# [Set exercise]
Search the material below for the word "JSON". Copy every line that has it.

__________________________________________________

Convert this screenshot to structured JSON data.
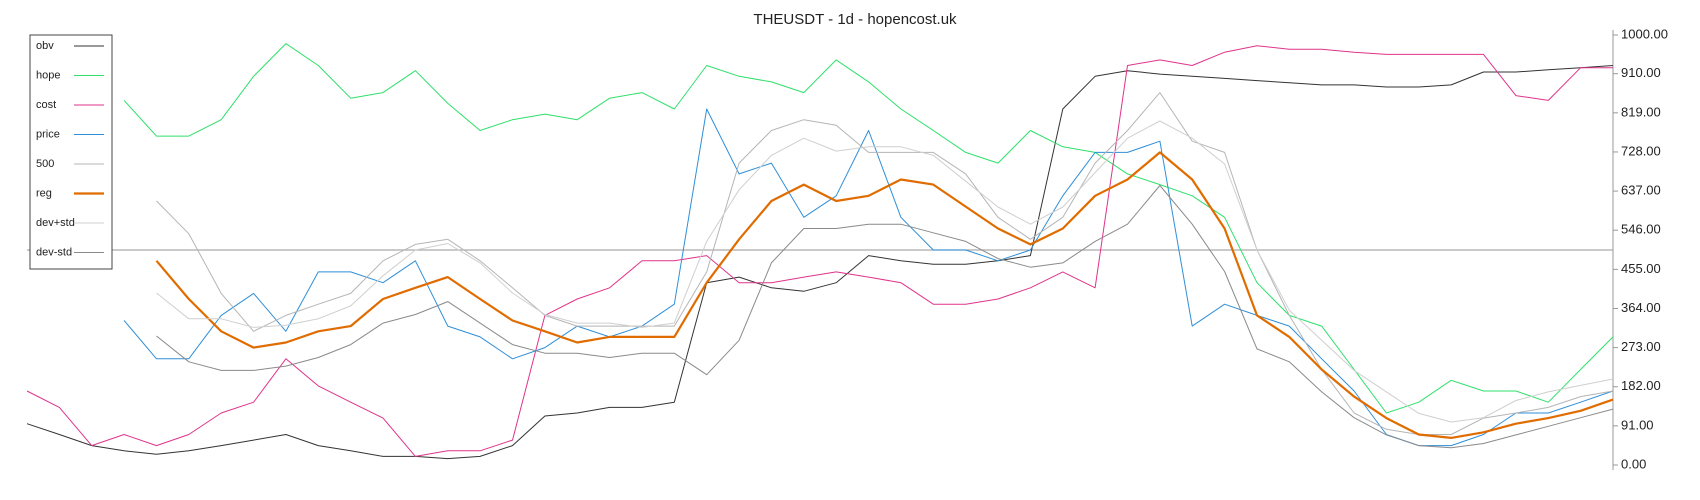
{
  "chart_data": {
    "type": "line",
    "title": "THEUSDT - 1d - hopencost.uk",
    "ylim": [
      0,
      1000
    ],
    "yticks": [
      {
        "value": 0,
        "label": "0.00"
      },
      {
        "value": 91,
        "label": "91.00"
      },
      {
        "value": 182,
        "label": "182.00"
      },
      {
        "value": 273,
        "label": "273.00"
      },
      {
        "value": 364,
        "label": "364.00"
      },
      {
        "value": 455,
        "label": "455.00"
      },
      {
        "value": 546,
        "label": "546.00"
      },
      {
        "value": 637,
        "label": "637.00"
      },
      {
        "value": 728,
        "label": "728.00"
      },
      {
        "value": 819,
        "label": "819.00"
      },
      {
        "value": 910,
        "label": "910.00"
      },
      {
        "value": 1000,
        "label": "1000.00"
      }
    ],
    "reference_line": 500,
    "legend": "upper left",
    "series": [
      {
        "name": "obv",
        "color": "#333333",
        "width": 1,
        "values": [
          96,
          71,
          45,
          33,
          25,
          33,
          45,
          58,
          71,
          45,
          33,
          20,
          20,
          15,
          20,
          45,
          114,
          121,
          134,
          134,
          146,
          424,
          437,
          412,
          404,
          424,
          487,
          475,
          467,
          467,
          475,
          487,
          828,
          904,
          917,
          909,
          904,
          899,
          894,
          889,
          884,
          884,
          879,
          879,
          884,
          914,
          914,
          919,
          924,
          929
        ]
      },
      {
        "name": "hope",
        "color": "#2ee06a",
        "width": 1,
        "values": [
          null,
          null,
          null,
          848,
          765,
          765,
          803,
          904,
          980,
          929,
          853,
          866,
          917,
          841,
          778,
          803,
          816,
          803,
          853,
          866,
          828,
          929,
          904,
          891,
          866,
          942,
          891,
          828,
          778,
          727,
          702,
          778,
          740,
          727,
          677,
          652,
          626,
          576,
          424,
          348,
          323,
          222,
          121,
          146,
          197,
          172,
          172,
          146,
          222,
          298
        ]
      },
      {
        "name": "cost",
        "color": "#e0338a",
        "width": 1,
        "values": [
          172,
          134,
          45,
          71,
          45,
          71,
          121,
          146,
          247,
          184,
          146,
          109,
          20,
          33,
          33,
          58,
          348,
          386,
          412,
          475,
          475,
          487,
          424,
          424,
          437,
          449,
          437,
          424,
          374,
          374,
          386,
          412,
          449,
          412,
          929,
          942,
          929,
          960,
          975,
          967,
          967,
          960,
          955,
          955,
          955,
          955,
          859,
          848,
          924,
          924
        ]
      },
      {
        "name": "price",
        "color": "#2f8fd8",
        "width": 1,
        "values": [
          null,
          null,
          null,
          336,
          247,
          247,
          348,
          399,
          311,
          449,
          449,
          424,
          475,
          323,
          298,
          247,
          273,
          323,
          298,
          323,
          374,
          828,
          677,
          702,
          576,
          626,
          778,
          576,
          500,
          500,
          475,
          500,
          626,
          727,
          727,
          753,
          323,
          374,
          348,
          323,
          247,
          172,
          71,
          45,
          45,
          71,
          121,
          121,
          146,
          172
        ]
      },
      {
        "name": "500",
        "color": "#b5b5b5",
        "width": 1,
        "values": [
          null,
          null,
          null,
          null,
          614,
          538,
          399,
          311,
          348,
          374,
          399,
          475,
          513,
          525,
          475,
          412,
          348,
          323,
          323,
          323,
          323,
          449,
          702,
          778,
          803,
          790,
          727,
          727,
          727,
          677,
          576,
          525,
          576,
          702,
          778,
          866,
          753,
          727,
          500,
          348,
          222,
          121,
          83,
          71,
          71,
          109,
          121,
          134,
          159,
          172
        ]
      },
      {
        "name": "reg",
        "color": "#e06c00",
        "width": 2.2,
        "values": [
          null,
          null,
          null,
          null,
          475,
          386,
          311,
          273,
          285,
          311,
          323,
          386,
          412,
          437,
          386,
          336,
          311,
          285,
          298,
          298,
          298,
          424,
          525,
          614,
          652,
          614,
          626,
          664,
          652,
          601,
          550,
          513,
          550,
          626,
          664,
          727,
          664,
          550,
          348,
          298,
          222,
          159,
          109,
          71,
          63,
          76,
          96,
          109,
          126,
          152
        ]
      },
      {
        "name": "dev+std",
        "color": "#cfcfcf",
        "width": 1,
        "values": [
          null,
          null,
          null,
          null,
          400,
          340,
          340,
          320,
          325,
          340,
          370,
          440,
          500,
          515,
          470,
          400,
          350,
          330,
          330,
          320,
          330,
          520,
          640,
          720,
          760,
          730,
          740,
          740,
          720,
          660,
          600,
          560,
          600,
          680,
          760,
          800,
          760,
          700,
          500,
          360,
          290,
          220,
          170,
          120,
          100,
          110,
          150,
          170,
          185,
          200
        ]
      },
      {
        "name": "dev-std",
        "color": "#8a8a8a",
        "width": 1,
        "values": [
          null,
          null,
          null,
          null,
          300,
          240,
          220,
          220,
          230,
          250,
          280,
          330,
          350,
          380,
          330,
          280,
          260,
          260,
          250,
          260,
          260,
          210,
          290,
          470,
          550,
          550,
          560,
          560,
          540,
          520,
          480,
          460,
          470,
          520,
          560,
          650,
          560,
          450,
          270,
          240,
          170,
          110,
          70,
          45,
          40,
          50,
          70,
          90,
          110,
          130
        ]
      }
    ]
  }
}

__________________________________________________

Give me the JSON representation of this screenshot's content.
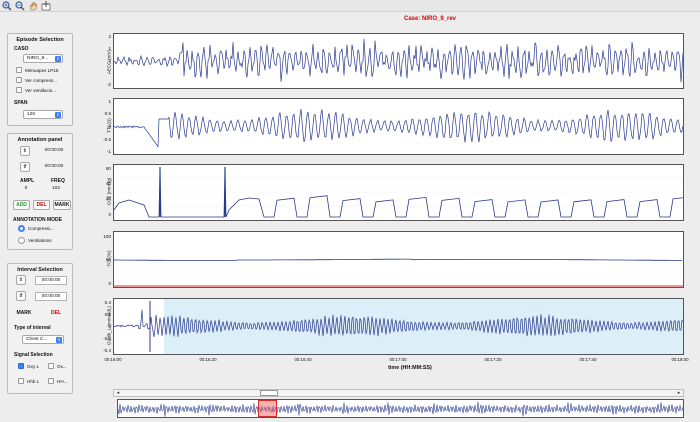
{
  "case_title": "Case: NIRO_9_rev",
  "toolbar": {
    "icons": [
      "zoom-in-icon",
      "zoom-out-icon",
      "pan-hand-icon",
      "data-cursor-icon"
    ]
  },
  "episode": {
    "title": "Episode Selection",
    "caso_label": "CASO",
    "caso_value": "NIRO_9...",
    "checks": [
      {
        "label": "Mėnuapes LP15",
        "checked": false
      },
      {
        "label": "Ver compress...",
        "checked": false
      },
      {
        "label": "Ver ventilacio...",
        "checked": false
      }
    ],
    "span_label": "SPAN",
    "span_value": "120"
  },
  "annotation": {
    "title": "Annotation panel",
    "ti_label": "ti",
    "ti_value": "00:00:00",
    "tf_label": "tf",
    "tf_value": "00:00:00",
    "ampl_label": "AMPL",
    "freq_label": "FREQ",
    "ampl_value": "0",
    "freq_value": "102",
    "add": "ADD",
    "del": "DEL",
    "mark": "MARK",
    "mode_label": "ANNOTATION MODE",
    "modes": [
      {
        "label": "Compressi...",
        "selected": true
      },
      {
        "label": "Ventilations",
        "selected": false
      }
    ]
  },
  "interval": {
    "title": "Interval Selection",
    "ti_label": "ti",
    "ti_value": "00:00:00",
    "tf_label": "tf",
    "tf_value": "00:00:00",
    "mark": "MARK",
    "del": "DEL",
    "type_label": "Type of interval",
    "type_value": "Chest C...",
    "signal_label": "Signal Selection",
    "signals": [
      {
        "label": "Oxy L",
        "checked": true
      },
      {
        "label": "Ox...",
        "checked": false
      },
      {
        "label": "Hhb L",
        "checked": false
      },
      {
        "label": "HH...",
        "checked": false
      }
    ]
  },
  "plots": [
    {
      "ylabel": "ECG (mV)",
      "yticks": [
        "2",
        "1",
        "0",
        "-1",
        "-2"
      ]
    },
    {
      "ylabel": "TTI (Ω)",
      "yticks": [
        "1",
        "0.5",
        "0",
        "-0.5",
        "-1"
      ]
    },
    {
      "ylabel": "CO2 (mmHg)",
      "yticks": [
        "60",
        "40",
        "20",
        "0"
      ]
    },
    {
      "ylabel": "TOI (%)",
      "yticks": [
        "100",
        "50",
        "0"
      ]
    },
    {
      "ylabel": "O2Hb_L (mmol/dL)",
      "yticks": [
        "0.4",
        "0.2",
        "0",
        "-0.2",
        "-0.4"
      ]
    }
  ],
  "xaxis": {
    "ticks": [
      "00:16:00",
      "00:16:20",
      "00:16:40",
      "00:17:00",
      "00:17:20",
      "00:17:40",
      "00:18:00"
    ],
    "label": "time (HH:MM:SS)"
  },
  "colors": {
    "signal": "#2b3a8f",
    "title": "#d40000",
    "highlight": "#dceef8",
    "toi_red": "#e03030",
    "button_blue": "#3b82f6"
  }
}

__________________________________________________

# [Solution]
Convert this screenshot to structured JSON data.
Give me the JSON representation of this screenshot's content.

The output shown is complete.